Repeat each line exactly as it is written.

Figure record extracts
____
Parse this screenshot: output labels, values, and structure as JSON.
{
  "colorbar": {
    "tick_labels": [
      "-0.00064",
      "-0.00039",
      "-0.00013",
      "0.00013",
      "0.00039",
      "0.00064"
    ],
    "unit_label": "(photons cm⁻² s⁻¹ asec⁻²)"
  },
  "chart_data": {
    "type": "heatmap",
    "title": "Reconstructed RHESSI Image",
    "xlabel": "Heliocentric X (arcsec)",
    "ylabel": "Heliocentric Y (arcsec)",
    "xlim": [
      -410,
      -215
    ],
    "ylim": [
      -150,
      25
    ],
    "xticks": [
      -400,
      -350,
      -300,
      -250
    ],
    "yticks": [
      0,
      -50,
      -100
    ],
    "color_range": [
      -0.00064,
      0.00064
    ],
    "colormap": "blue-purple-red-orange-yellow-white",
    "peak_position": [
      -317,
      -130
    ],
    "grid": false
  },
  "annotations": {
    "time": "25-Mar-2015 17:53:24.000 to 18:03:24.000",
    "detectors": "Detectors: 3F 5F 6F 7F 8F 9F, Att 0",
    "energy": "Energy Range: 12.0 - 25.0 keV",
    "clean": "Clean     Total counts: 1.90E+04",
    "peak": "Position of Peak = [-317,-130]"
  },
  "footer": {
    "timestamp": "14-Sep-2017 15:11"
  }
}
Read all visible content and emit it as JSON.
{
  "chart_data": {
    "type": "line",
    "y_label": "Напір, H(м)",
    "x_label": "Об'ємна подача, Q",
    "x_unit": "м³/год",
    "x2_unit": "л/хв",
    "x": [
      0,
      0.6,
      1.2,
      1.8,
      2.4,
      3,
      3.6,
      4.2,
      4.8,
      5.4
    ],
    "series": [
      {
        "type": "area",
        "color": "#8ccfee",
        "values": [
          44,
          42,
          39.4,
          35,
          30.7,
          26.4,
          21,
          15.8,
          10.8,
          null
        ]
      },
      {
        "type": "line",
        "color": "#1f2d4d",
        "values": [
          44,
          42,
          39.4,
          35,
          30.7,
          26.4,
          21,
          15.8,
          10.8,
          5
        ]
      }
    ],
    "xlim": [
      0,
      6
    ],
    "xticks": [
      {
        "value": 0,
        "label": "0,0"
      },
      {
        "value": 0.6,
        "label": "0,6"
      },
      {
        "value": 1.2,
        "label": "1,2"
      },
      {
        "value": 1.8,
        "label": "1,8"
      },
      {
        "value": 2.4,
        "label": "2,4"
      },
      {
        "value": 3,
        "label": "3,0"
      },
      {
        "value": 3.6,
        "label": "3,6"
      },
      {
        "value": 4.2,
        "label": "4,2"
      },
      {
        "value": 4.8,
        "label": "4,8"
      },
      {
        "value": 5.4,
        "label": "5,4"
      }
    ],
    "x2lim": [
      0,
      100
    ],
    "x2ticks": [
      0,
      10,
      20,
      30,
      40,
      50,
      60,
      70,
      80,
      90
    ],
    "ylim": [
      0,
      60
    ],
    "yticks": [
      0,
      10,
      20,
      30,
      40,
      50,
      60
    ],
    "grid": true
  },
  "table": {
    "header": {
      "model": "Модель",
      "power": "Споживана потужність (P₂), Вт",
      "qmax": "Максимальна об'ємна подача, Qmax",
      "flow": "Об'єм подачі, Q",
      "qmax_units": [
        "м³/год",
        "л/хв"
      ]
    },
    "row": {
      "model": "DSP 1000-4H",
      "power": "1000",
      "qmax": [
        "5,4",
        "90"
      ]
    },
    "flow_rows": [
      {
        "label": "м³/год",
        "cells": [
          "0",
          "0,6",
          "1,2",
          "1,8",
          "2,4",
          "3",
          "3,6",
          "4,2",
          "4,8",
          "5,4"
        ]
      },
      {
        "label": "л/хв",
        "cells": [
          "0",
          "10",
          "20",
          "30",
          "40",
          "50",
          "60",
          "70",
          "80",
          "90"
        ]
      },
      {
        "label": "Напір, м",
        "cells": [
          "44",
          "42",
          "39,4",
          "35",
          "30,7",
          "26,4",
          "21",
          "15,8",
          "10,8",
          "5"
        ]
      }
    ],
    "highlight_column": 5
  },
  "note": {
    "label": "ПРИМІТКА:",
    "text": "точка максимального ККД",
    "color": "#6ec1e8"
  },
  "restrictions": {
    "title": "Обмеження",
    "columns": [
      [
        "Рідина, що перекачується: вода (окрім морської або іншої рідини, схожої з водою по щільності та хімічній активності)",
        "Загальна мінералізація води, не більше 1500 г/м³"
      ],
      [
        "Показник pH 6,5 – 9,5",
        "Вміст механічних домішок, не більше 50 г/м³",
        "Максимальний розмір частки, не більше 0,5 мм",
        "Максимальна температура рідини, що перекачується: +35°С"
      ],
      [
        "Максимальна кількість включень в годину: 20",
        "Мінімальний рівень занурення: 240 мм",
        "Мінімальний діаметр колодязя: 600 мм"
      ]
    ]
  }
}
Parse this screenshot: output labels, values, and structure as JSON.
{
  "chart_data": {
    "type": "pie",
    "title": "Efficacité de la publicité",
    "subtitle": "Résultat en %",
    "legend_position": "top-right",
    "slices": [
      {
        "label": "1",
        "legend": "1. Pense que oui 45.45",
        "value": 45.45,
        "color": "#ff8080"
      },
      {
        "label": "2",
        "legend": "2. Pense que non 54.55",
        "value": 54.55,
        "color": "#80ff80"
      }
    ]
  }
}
____
» **Solution below**
Parse this screenshot: output labels, values, and structure as JSON.
{
  "colorbar": {
    "tick_labels": [
      "-0.00064",
      "-0.00039",
      "-0.00013",
      "0.00013",
      "0.00039",
      "0.00064"
    ],
    "unit_label": "(photons cm⁻² s⁻¹ asec⁻²)"
  },
  "chart_data": {
    "type": "heatmap",
    "title": "Reconstructed RHESSI Image",
    "xlabel": "Heliocentric X (arcsec)",
    "ylabel": "Heliocentric Y (arcsec)",
    "xlim": [
      -410,
      -215
    ],
    "ylim": [
      -150,
      25
    ],
    "xticks": [
      -400,
      -350,
      -300,
      -250
    ],
    "yticks": [
      0,
      -50,
      -100
    ],
    "color_range": [
      -0.00064,
      0.00064
    ],
    "colormap": "blue-purple-red-orange-yellow-white",
    "peak_position": [
      -317,
      -130
    ],
    "grid": false
  },
  "annotations": {
    "time": "25-Mar-2015 17:53:24.000 to 18:03:24.000",
    "detectors": "Detectors: 3F 5F 6F 7F 8F 9F, Att 0",
    "energy": "Energy Range: 12.0 - 25.0 keV",
    "clean": "Clean     Total counts: 1.90E+04",
    "peak": "Position of Peak = [-317,-130]"
  },
  "footer": {
    "timestamp": "14-Sep-2017 15:11"
  }
}
Read all visible content and emit it as JSON.
{
  "chart_data": {
    "type": "line",
    "y_label": "Напір, H(м)",
    "x_label": "Об'ємна подача, Q",
    "x_unit": "м³/год",
    "x2_unit": "л/хв",
    "x": [
      0,
      0.6,
      1.2,
      1.8,
      2.4,
      3,
      3.6,
      4.2,
      4.8,
      5.4
    ],
    "series": [
      {
        "type": "area",
        "color": "#8ccfee",
        "values": [
          44,
          42,
          39.4,
          35,
          30.7,
          26.4,
          21,
          15.8,
          10.8,
          null
        ]
      },
      {
        "type": "line",
        "color": "#1f2d4d",
        "values": [
          44,
          42,
          39.4,
          35,
          30.7,
          26.4,
          21,
          15.8,
          10.8,
          5
        ]
      }
    ],
    "xlim": [
      0,
      6
    ],
    "xticks": [
      {
        "value": 0,
        "label": "0,0"
      },
      {
        "value": 0.6,
        "label": "0,6"
      },
      {
        "value": 1.2,
        "label": "1,2"
      },
      {
        "value": 1.8,
        "label": "1,8"
      },
      {
        "value": 2.4,
        "label": "2,4"
      },
      {
        "value": 3,
        "label": "3,0"
      },
      {
        "value": 3.6,
        "label": "3,6"
      },
      {
        "value": 4.2,
        "label": "4,2"
      },
      {
        "value": 4.8,
        "label": "4,8"
      },
      {
        "value": 5.4,
        "label": "5,4"
      }
    ],
    "x2lim": [
      0,
      100
    ],
    "x2ticks": [
      0,
      10,
      20,
      30,
      40,
      50,
      60,
      70,
      80,
      90
    ],
    "ylim": [
      0,
      60
    ],
    "yticks": [
      0,
      10,
      20,
      30,
      40,
      50,
      60
    ],
    "grid": true
  },
  "table": {
    "header": {
      "model": "Модель",
      "power": "Споживана потужність (P₂), Вт",
      "qmax": "Максимальна об'ємна подача, Qmax",
      "flow": "Об'єм подачі, Q",
      "qmax_units": [
        "м³/год",
        "л/хв"
      ]
    },
    "row": {
      "model": "DSP 1000-4H",
      "power": "1000",
      "qmax": [
        "5,4",
        "90"
      ]
    },
    "flow_rows": [
      {
        "label": "м³/год",
        "cells": [
          "0",
          "0,6",
          "1,2",
          "1,8",
          "2,4",
          "3",
          "3,6",
          "4,2",
          "4,8",
          "5,4"
        ]
      },
      {
        "label": "л/хв",
        "cells": [
          "0",
          "10",
          "20",
          "30",
          "40",
          "50",
          "60",
          "70",
          "80",
          "90"
        ]
      },
      {
        "label": "Напір, м",
        "cells": [
          "44",
          "42",
          "39,4",
          "35",
          "30,7",
          "26,4",
          "21",
          "15,8",
          "10,8",
          "5"
        ]
      }
    ],
    "highlight_column": 5
  },
  "note": {
    "label": "ПРИМІТКА:",
    "text": "точка максимального ККД",
    "color": "#6ec1e8"
  },
  "restrictions": {
    "title": "Обмеження",
    "columns": [
      [
        "Рідина, що перекачується: вода (окрім морської або іншої рідини, схожої з водою по щільності та хімічній активності)",
        "Загальна мінералізація води, не більше 1500 г/м³"
      ],
      [
        "Показник pH 6,5 – 9,5",
        "Вміст механічних домішок, не більше 50 г/м³",
        "Максимальний розмір частки, не більше 0,5 мм",
        "Максимальна температура рідини, що перекачується: +35°С"
      ],
      [
        "Максимальна кількість включень в годину: 20",
        "Мінімальний рівень занурення: 240 мм",
        "Мінімальний діаметр колодязя: 600 мм"
      ]
    ]
  }
}
Parse this screenshot: output labels, values, and structure as JSON.
{
  "chart_data": {
    "type": "pie",
    "title": "Efficacité de la publicité",
    "subtitle": "Résultat en %",
    "legend_position": "top-right",
    "slices": [
      {
        "label": "1",
        "legend": "1. Pense que oui 45.45",
        "value": 45.45,
        "color": "#ff8080"
      },
      {
        "label": "2",
        "legend": "2. Pense que non 54.55",
        "value": 54.55,
        "color": "#80ff80"
      }
    ]
  }
}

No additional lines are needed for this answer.